_What is asked:_ Select from the data all lines with the word "this".

[Collection entries]
◇ ◇ ◇

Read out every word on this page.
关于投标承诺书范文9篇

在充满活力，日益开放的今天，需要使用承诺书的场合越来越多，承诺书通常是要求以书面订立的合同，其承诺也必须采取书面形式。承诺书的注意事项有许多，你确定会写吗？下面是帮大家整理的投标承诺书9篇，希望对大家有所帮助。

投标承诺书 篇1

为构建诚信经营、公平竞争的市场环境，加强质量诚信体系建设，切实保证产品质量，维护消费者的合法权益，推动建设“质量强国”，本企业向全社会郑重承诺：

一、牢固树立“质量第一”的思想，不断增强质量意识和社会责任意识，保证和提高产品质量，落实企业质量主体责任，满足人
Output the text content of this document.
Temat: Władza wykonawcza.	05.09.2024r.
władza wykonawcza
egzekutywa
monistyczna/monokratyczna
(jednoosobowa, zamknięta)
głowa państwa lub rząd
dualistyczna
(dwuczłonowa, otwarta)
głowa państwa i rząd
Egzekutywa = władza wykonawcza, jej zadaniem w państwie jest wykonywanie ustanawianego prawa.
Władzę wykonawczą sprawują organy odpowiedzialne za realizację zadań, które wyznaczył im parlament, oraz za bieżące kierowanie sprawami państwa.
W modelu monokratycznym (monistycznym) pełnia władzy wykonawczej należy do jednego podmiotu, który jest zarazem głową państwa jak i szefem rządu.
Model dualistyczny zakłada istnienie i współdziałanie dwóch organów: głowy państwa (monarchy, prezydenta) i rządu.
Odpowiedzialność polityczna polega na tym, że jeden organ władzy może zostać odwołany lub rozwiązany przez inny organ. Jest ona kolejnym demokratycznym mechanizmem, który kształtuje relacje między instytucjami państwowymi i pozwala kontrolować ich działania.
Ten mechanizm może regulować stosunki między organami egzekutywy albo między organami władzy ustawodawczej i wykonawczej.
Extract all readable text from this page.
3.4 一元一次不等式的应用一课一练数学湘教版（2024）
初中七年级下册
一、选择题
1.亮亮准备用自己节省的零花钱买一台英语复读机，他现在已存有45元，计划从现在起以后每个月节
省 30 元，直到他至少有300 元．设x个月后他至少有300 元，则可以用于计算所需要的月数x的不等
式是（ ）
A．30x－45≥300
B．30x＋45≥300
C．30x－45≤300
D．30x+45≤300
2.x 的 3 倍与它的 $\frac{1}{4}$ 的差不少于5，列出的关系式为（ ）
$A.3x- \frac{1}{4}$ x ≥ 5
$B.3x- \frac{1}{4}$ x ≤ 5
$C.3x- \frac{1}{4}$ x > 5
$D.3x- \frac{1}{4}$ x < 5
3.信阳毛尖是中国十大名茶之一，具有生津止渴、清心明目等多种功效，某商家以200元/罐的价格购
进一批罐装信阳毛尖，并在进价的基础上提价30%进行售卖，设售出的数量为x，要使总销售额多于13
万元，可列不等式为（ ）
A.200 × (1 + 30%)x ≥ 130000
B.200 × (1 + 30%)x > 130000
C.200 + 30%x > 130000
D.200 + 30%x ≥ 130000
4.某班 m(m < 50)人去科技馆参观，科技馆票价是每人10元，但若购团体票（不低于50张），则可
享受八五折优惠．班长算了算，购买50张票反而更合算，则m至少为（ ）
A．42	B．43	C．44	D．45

◇ ◇ ◇

_Worked solution:_
Read out every word on this page.
Output the text content of this document.
Extract all readable text from this page.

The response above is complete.